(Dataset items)
◇ ◇ ◇ ◇ ◇
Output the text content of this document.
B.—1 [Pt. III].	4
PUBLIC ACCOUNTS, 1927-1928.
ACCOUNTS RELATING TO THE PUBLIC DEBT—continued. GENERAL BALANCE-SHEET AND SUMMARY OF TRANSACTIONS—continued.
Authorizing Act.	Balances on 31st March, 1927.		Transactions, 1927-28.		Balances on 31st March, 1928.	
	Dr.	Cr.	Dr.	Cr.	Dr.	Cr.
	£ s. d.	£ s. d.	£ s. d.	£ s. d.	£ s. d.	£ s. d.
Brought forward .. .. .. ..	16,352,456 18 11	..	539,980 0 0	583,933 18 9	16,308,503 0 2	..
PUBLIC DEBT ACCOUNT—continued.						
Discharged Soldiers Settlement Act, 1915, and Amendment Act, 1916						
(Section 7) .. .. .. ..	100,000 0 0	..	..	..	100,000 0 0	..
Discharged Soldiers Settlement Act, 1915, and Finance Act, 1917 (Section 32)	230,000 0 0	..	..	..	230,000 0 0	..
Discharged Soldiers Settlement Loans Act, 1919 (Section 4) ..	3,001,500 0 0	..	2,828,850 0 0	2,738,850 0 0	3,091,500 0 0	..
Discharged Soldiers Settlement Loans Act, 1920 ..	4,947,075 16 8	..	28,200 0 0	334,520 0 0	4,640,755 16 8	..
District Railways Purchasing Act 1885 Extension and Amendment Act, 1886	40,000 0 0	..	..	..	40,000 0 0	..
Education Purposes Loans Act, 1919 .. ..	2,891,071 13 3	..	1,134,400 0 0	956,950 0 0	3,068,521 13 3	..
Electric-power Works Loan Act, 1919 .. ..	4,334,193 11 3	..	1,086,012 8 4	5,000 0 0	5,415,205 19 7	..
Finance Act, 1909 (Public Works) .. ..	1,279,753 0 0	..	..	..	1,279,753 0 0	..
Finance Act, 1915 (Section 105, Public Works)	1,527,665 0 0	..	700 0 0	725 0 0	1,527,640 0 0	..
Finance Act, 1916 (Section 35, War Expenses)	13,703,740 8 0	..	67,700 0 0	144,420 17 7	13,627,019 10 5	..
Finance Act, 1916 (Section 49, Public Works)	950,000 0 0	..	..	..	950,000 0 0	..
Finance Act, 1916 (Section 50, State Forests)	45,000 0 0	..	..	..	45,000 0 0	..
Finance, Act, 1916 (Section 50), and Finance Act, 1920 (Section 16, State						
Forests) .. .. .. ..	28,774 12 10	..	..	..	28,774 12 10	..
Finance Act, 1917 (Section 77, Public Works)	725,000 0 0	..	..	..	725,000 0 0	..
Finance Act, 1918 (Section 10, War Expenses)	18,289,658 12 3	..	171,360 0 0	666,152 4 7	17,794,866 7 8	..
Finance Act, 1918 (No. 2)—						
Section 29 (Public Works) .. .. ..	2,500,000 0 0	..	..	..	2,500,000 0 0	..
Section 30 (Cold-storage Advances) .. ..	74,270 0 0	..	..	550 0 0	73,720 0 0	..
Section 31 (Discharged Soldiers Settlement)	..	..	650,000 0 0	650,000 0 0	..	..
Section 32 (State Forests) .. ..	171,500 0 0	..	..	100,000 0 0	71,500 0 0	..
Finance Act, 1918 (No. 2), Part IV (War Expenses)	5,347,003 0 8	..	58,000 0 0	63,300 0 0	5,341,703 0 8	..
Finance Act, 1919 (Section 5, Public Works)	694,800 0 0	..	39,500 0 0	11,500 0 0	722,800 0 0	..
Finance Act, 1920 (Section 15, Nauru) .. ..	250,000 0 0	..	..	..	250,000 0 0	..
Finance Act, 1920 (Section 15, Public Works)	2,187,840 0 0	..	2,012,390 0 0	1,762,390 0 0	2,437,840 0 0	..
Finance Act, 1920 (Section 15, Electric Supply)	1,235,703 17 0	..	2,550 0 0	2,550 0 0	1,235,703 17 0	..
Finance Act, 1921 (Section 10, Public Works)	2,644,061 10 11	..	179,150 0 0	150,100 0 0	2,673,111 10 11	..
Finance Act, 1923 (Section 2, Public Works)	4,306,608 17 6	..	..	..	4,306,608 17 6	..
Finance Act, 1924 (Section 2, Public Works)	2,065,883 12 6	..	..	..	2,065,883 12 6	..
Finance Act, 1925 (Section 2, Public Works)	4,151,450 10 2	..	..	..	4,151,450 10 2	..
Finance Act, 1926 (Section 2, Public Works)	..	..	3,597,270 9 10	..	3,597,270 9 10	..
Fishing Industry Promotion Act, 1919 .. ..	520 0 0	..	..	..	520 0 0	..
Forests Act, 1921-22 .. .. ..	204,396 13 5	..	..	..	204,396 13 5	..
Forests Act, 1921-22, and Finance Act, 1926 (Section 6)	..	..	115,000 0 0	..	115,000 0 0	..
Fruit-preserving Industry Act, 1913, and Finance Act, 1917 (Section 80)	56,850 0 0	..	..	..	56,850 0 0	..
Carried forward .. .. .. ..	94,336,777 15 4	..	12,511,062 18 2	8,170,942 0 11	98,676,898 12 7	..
◇ ◇ ◇ ◇ ◇
- [What is required]:
From the records above, extract each line exactly as shown.

- [Response]:
Output the text content of this document.
B.—1 [Pt. III].	4
PUBLIC ACCOUNTS, 1927-1928.
ACCOUNTS RELATING TO THE PUBLIC DEBT—continued. GENERAL BALANCE-SHEET AND SUMMARY OF TRANSACTIONS—continued.
Authorizing Act.	Balances on 31st March, 1927.		Transactions, 1927-28.		Balances on 31st March, 1928.	
	Dr.	Cr.	Dr.	Cr.	Dr.	Cr.
	£ s. d.	£ s. d.	£ s. d.	£ s. d.	£ s. d.	£ s. d.
Brought forward .. .. .. ..	16,352,456 18 11	..	539,980 0 0	583,933 18 9	16,308,503 0 2	..
PUBLIC DEBT ACCOUNT—continued.						
Discharged Soldiers Settlement Act, 1915, and Amendment Act, 1916						
(Section 7) .. .. .. ..	100,000 0 0	..	..	..	100,000 0 0	..
Discharged Soldiers Settlement Act, 1915, and Finance Act, 1917 (Section 32)	230,000 0 0	..	..	..	230,000 0 0	..
Discharged Soldiers Settlement Loans Act, 1919 (Section 4) ..	3,001,500 0 0	..	2,828,850 0 0	2,738,850 0 0	3,091,500 0 0	..
Discharged Soldiers Settlement Loans Act, 1920 ..	4,947,075 16 8	..	28,200 0 0	334,520 0 0	4,640,755 16 8	..
District Railways Purchasing Act 1885 Extension and Amendment Act, 1886	40,000 0 0	..	..	..	40,000 0 0	..
Education Purposes Loans Act, 1919 .. ..	2,891,071 13 3	..	1,134,400 0 0	956,950 0 0	3,068,521 13 3	..
Electric-power Works Loan Act, 1919 .. ..	4,334,193 11 3	..	1,086,012 8 4	5,000 0 0	5,415,205 19 7	..
Finance Act, 1909 (Public Works) .. ..	1,279,753 0 0	..	..	..	1,279,753 0 0	..
Finance Act, 1915 (Section 105, Public Works)	1,527,665 0 0	..	700 0 0	725 0 0	1,527,640 0 0	..
Finance Act, 1916 (Section 35, War Expenses)	13,703,740 8 0	..	67,700 0 0	144,420 17 7	13,627,019 10 5	..
Finance Act, 1916 (Section 49, Public Works)	950,000 0 0	..	..	..	950,000 0 0	..
Finance Act, 1916 (Section 50, State Forests)	45,000 0 0	..	..	..	45,000 0 0	..
Finance, Act, 1916 (Section 50), and Finance Act, 1920 (Section 16, State						
Forests) .. .. .. ..	28,774 12 10	..	..	..	28,774 12 10	..
Finance Act, 1917 (Section 77, Public Works)	725,000 0 0	..	..	..	725,000 0 0	..
Finance Act, 1918 (Section 10, War Expenses)	18,289,658 12 3	..	171,360 0 0	666,152 4 7	17,794,866 7 8	..
Finance Act, 1918 (No. 2)—						
Section 29 (Public Works) .. .. ..	2,500,000 0 0	..	..	..	2,500,000 0 0	..
Section 30 (Cold-storage Advances) .. ..	74,270 0 0	..	..	550 0 0	73,720 0 0	..
Section 31 (Discharged Soldiers Settlement)	..	..	650,000 0 0	650,000 0 0	..	..
Section 32 (State Forests) .. ..	171,500 0 0	..	..	100,000 0 0	71,500 0 0	..
Finance Act, 1918 (No. 2), Part IV (War Expenses)	5,347,003 0 8	..	58,000 0 0	63,300 0 0	5,341,703 0 8	..
Finance Act, 1919 (Section 5, Public Works)	694,800 0 0	..	39,500 0 0	11,500 0 0	722,800 0 0	..
Finance Act, 1920 (Section 15, Nauru) .. ..	250,000 0 0	..	..	..	250,000 0 0	..
Finance Act, 1920 (Section 15, Public Works)	2,187,840 0 0	..	2,012,390 0 0	1,762,390 0 0	2,437,840 0 0	..
Finance Act, 1920 (Section 15, Electric Supply)	1,235,703 17 0	..	2,550 0 0	2,550 0 0	1,235,703 17 0	..
Finance Act, 1921 (Section 10, Public Works)	2,644,061 10 11	..	179,150 0 0	150,100 0 0	2,673,111 10 11	..
Finance Act, 1923 (Section 2, Public Works)	4,306,608 17 6	..	..	..	4,306,608 17 6	..
Finance Act, 1924 (Section 2, Public Works)	2,065,883 12 6	..	..	..	2,065,883 12 6	..
Finance Act, 1925 (Section 2, Public Works)	4,151,450 10 2	..	..	..	4,151,450 10 2	..
Finance Act, 1926 (Section 2, Public Works)	..	..	3,597,270 9 10	..	3,597,270 9 10	..
Fishing Industry Promotion Act, 1919 .. ..	520 0 0	..	..	..	520 0 0	..
Forests Act, 1921-22 .. .. ..	204,396 13 5	..	..	..	204,396 13 5	..
Forests Act, 1921-22, and Finance Act, 1926 (Section 6)	..	..	115,000 0 0	..	115,000 0 0	..
Fruit-preserving Industry Act, 1913, and Finance Act, 1917 (Section 80)	56,850 0 0	..	..	..	56,850 0 0	..
Carried forward .. .. .. ..	94,336,777 15 4	..	12,511,062 18 2	8,170,942 0 11	98,676,898 12 7	..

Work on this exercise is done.